[Short problem] Copy out all of the data exactly as it appears.

[Listing]
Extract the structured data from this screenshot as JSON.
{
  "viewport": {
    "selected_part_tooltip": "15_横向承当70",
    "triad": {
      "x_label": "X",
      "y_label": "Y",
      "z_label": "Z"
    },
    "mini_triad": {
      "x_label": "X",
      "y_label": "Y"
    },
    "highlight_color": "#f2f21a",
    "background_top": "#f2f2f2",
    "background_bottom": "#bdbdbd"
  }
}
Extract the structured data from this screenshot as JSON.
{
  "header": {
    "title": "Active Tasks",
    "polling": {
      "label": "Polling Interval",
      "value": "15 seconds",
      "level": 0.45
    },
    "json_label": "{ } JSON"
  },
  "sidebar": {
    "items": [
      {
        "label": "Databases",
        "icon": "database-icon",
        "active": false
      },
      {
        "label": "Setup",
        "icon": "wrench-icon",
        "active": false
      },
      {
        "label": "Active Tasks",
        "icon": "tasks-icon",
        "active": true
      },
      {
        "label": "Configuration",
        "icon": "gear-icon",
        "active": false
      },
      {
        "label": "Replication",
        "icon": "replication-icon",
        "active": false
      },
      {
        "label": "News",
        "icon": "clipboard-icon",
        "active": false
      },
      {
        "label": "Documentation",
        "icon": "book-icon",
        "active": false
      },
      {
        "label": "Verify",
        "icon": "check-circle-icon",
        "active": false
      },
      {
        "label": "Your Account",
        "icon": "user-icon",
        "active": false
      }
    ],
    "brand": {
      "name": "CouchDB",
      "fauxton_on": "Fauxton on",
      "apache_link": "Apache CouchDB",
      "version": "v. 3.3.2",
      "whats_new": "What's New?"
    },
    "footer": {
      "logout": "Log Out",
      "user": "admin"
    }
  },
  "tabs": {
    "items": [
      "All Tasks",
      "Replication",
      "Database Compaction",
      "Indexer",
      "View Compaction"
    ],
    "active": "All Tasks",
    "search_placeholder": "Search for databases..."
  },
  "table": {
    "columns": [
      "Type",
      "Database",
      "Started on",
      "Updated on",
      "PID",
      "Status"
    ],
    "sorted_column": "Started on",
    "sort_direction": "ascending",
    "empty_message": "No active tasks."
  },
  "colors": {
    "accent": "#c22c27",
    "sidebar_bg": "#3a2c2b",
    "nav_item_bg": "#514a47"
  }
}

[Full answer]
Extract the structured data from this screenshot as JSON.
{
  "viewport": {
    "selected_part_tooltip": "15_横向承当70",
    "triad": {
      "x_label": "X",
      "y_label": "Y",
      "z_label": "Z"
    },
    "mini_triad": {
      "x_label": "X",
      "y_label": "Y"
    },
    "highlight_color": "#f2f21a",
    "background_top": "#f2f2f2",
    "background_bottom": "#bdbdbd"
  }
}
Extract the structured data from this screenshot as JSON.
{
  "header": {
    "title": "Active Tasks",
    "polling": {
      "label": "Polling Interval",
      "value": "15 seconds",
      "level": 0.45
    },
    "json_label": "{ } JSON"
  },
  "sidebar": {
    "items": [
      {
        "label": "Databases",
        "icon": "database-icon",
        "active": false
      },
      {
        "label": "Setup",
        "icon": "wrench-icon",
        "active": false
      },
      {
        "label": "Active Tasks",
        "icon": "tasks-icon",
        "active": true
      },
      {
        "label": "Configuration",
        "icon": "gear-icon",
        "active": false
      },
      {
        "label": "Replication",
        "icon": "replication-icon",
        "active": false
      },
      {
        "label": "News",
        "icon": "clipboard-icon",
        "active": false
      },
      {
        "label": "Documentation",
        "icon": "book-icon",
        "active": false
      },
      {
        "label": "Verify",
        "icon": "check-circle-icon",
        "active": false
      },
      {
        "label": "Your Account",
        "icon": "user-icon",
        "active": false
      }
    ],
    "brand": {
      "name": "CouchDB",
      "fauxton_on": "Fauxton on",
      "apache_link": "Apache CouchDB",
      "version": "v. 3.3.2",
      "whats_new": "What's New?"
    },
    "footer": {
      "logout": "Log Out",
      "user": "admin"
    }
  },
  "tabs": {
    "items": [
      "All Tasks",
      "Replication",
      "Database Compaction",
      "Indexer",
      "View Compaction"
    ],
    "active": "All Tasks",
    "search_placeholder": "Search for databases..."
  },
  "table": {
    "columns": [
      "Type",
      "Database",
      "Started on",
      "Updated on",
      "PID",
      "Status"
    ],
    "sorted_column": "Started on",
    "sort_direction": "ascending",
    "empty_message": "No active tasks."
  },
  "colors": {
    "accent": "#c22c27",
    "sidebar_bg": "#3a2c2b",
    "nav_item_bg": "#514a47"
  }
}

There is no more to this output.